You are viewing a plain text version of this content. The canonical link for it is here.
Posted to user@flink.apache.org by Biplob Biswas <re...@gmail.com> on 2016/06/06 08:30:37 UTC

Data Source Generator emits 4 instances of the same tuple

Hi,

I am using a Data Source Generator, which very closely resembles the one
here on the dataartisans github page

https://github.com/dataArtisans/flink-training-exercises/blob/master/src/main/java/com/dataartisans/flinktraining/exercises/datastream_java/sources/TaxiRideSource.java

This essentially reads from a file and then emits the data which is then
consumed by my flink program.

But when I run this, I get 4 instances of the same tuple, so if I have 10
samples, I am getting 40 samples.

I am not really sure what's the problem here, if needed I can post my code
as well.

Thanks and Regards
Biplob Biswas



--
View this message in context: http://apache-flink-user-mailing-list-archive.2336050.n4.nabble.com/Data-Source-Generator-emits-4-instances-of-the-same-tuple-tp7392.html
Sent from the Apache Flink User Mailing List archive. mailing list archive at Nabble.com.

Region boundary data

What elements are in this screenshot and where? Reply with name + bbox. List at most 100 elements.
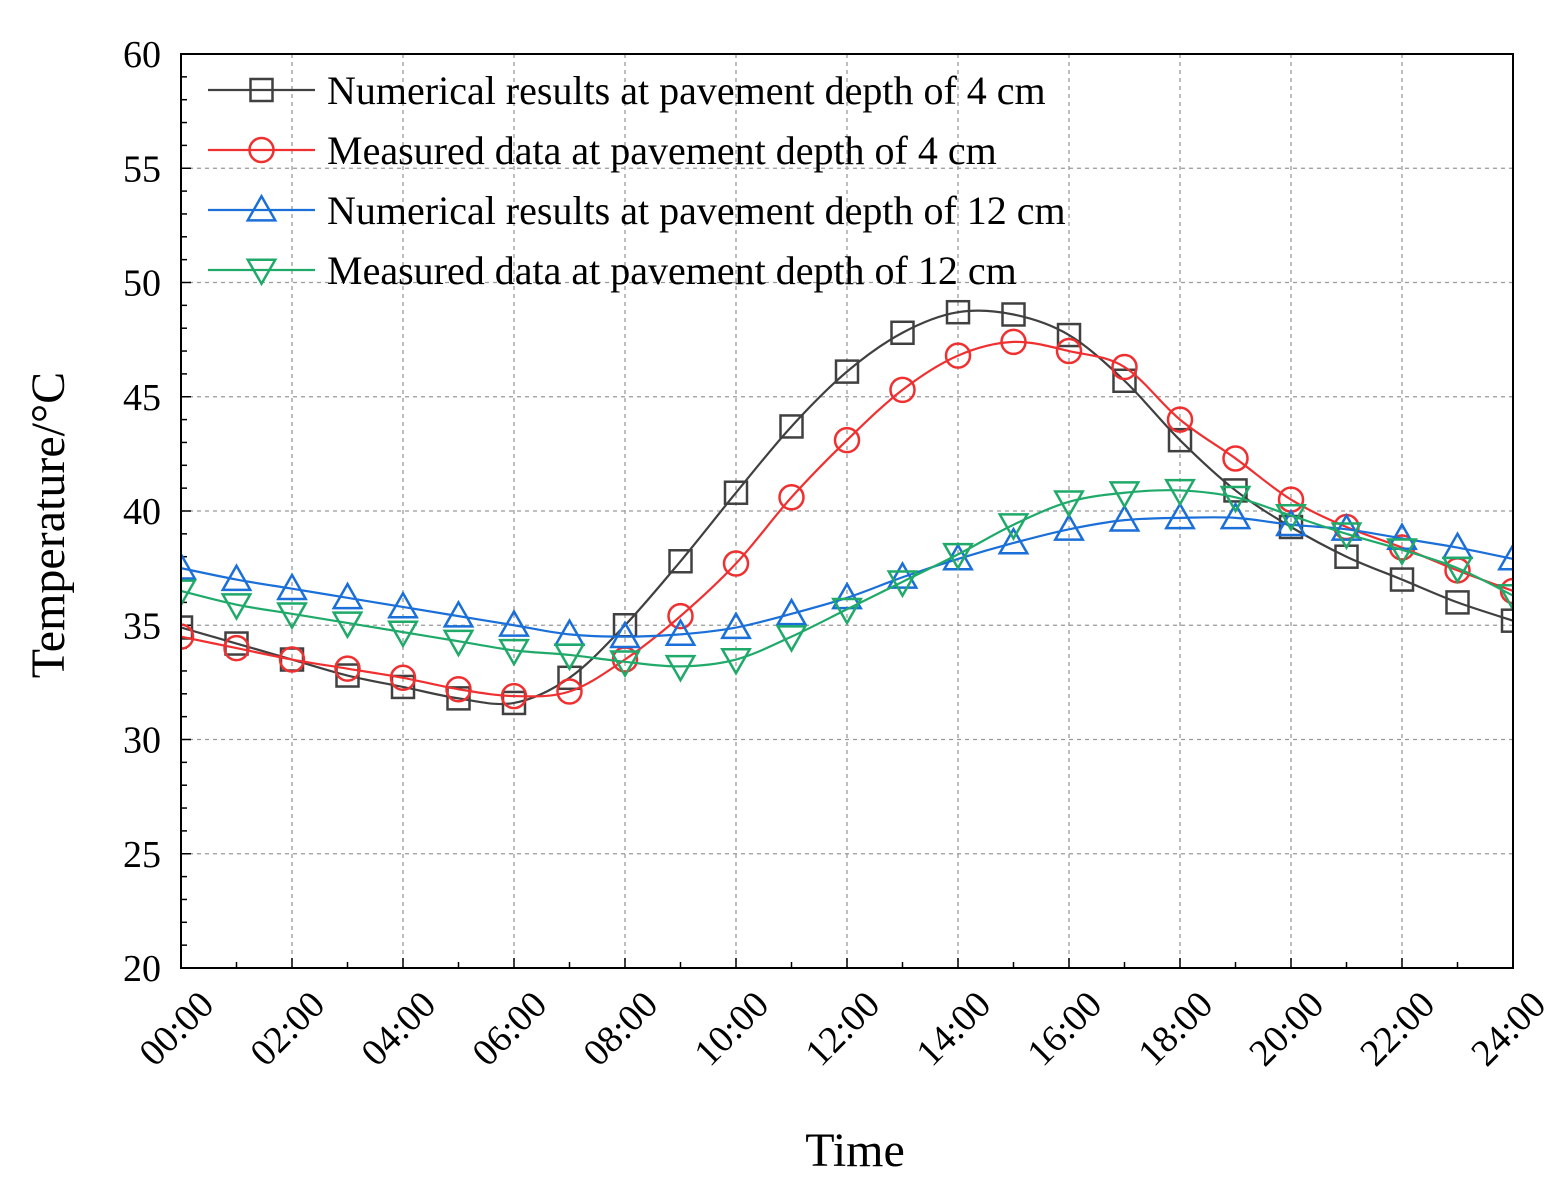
square-marker [890, 320, 915, 346]
triangle-down-marker [609, 650, 641, 679]
x-tick-label: 20:00 [1241, 983, 1332, 1074]
triangle-down-marker [1275, 504, 1307, 532]
y-tick-label: 45 [123, 377, 161, 419]
circle-marker [556, 678, 583, 705]
legend-item-1: Numerical results at pavement depth of 4… [208, 68, 1046, 113]
x-tick-label: 06:00 [464, 983, 555, 1074]
triangle-down-marker [553, 643, 586, 672]
y-axis-title: Temperature/°C [22, 372, 75, 678]
triangle-up-marker [664, 618, 697, 646]
circle-marker [667, 602, 694, 630]
y-tick-label: 20 [123, 948, 161, 990]
square-marker [1389, 567, 1415, 592]
legend-circle-marker [248, 136, 275, 164]
y-tick-label: 60 [123, 34, 161, 76]
circle-marker [500, 682, 528, 710]
triangle-down-marker [1330, 522, 1363, 551]
triangle-up-marker [1053, 513, 1085, 541]
x-tick-label: 18:00 [1130, 983, 1221, 1074]
circle-marker [889, 376, 916, 404]
square-marker [1112, 368, 1137, 394]
x-tick-labels: 00:00 02:00 04:00 06:00 08:00 10:00 12:00 14:00… [131, 983, 1554, 1074]
triangle-up-marker [220, 563, 253, 592]
square-marker [945, 299, 971, 325]
triangle-down-marker [181, 579, 197, 608]
circle-marker [278, 646, 306, 673]
x-tick-label: 02:00 [242, 983, 333, 1074]
circle-marker [833, 426, 861, 454]
triangle-down-marker [1386, 538, 1418, 567]
triangle-down-marker [331, 611, 364, 640]
triangle-down-marker [498, 638, 530, 667]
x-tick-label: 12:00 [797, 983, 888, 1074]
square-marker [834, 359, 860, 384]
square-marker [390, 674, 416, 700]
series-4 [181, 478, 1513, 683]
x-tick-label: 04:00 [353, 983, 444, 1074]
circle-marker [778, 484, 805, 511]
square-marker [1001, 302, 1026, 327]
series-2-line [181, 340, 1513, 698]
circle-marker [1166, 406, 1194, 433]
series-1 [181, 299, 1513, 716]
circle-marker [1499, 577, 1513, 605]
circle-marker [1000, 328, 1027, 356]
x-tick-label: 14:00 [908, 983, 999, 1074]
series-4-line [181, 489, 1513, 668]
triangle-up-marker [331, 581, 364, 610]
triangle-up-marker [775, 597, 808, 626]
square-marker [1500, 608, 1513, 633]
triangle-down-marker [720, 647, 752, 676]
triangle-up-marker [1275, 508, 1307, 537]
x-tick-label: 10:00 [686, 983, 777, 1074]
triangle-up-marker [276, 572, 308, 601]
y-tick-label: 40 [123, 491, 161, 533]
circle-marker [1111, 353, 1138, 381]
legend-item-3: Numerical results at pavement depth of 1… [208, 188, 1066, 233]
circle-marker [389, 664, 417, 692]
triangle-up-marker [1219, 501, 1252, 530]
series-layer [181, 299, 1513, 716]
x-axis-title: Time [805, 1124, 905, 1177]
plot-frame [180, 53, 1514, 969]
square-marker [1167, 427, 1193, 453]
legend-triangle-up-marker [245, 193, 278, 222]
triangle-up-marker [609, 620, 641, 649]
square-marker [1445, 590, 1470, 615]
square-marker [446, 686, 471, 711]
y-tick-label: 50 [123, 263, 161, 305]
y-tick-label: 55 [123, 148, 161, 190]
legend-item-4: Measured data at pavement depth of 12 cm [208, 248, 1017, 293]
legend-item-2: Measured data at pavement depth of 4 cm [208, 128, 997, 173]
triangle-down-marker [664, 654, 697, 683]
triangle-up-marker [1330, 513, 1363, 541]
circle-marker [334, 655, 361, 682]
y-tick-label: 25 [123, 834, 161, 876]
circle-marker [1222, 445, 1249, 472]
x-tick-label: 22:00 [1352, 983, 1443, 1074]
x-tick-label: 24:00 [1463, 983, 1554, 1074]
circle-marker [223, 634, 250, 662]
x-tick-label: 16:00 [1019, 983, 1110, 1074]
triangle-down-marker [1053, 490, 1085, 519]
triangle-up-marker [387, 590, 419, 619]
legend: Numerical results at pavement depth of 4… [208, 68, 1066, 293]
legend-triangle-down-marker [245, 258, 278, 287]
legend-label: Measured data at pavement depth of 4 cm [327, 128, 997, 173]
triangle-down-marker [775, 625, 808, 653]
triangle-up-marker [442, 599, 475, 628]
triangle-down-marker [1108, 481, 1141, 509]
triangle-down-marker [1219, 485, 1252, 514]
x-tick-label: 08:00 [575, 983, 666, 1074]
triangle-down-marker [997, 513, 1030, 541]
triangle-up-marker [498, 608, 530, 637]
triangle-down-marker [220, 593, 253, 621]
circle-marker [722, 550, 750, 577]
legend-label: Measured data at pavement depth of 12 cm [327, 248, 1017, 293]
circle-marker [445, 675, 472, 703]
triangle-down-marker [387, 620, 419, 649]
triangle-up-marker [1164, 501, 1196, 530]
circle-marker [1055, 337, 1083, 365]
y-tick-label: 35 [123, 605, 161, 647]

- **Exercise objective**
In the mailing-list post, list every number the poster uses in the body of the message to describe the duplicate-tuple problem, along with what each one counts.

- **Full solution**
- 4: instances of the same tuple
- 10: samples the poster has
- 40: samples the poster is getting